>> Start

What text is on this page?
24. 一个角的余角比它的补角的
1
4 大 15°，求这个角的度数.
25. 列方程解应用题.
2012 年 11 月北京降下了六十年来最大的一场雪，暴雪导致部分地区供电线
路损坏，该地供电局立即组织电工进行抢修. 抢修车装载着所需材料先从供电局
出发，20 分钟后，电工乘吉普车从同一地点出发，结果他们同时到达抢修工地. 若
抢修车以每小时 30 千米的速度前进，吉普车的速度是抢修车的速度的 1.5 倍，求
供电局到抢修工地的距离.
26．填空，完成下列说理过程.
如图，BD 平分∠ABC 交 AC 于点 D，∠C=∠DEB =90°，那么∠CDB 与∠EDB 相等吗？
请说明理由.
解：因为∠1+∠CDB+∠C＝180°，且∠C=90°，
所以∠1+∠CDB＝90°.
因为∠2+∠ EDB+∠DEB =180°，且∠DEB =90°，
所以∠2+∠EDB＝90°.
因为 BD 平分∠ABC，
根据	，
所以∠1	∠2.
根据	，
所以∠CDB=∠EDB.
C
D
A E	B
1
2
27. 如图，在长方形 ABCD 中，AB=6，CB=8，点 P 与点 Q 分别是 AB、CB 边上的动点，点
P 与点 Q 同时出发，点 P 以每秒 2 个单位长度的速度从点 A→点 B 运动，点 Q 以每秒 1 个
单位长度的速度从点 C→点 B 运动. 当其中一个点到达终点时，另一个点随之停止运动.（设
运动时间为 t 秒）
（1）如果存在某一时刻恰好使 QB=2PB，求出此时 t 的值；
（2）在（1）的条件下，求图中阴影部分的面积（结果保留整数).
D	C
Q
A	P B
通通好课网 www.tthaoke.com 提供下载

>> End

*Given task*.
Each line of the material should be echoed exactly.

*Response*.
What text is on this page?
24. 一个角的余角比它的补角的
1
4 大 15°，求这个角的度数.
25. 列方程解应用题.
2012 年 11 月北京降下了六十年来最大的一场雪，暴雪导致部分地区供电线
路损坏，该地供电局立即组织电工进行抢修. 抢修车装载着所需材料先从供电局
出发，20 分钟后，电工乘吉普车从同一地点出发，结果他们同时到达抢修工地. 若
抢修车以每小时 30 千米的速度前进，吉普车的速度是抢修车的速度的 1.5 倍，求
供电局到抢修工地的距离.
26．填空，完成下列说理过程.
如图，BD 平分∠ABC 交 AC 于点 D，∠C=∠DEB =90°，那么∠CDB 与∠EDB 相等吗？
请说明理由.
解：因为∠1+∠CDB+∠C＝180°，且∠C=90°，
所以∠1+∠CDB＝90°.
因为∠2+∠ EDB+∠DEB =180°，且∠DEB =90°，
所以∠2+∠EDB＝90°.
因为 BD 平分∠ABC，
根据	，
所以∠1	∠2.
根据	，
所以∠CDB=∠EDB.
C
D
A E	B
1
2
27. 如图，在长方形 ABCD 中，AB=6，CB=8，点 P 与点 Q 分别是 AB、CB 边上的动点，点
P 与点 Q 同时出发，点 P 以每秒 2 个单位长度的速度从点 A→点 B 运动，点 Q 以每秒 1 个
单位长度的速度从点 C→点 B 运动. 当其中一个点到达终点时，另一个点随之停止运动.（设
运动时间为 t 秒）
（1）如果存在某一时刻恰好使 QB=2PB，求出此时 t 的值；
（2）在（1）的条件下，求图中阴影部分的面积（结果保留整数).
D	C
Q
A	P B
通通好课网 www.tthaoke.com 提供下载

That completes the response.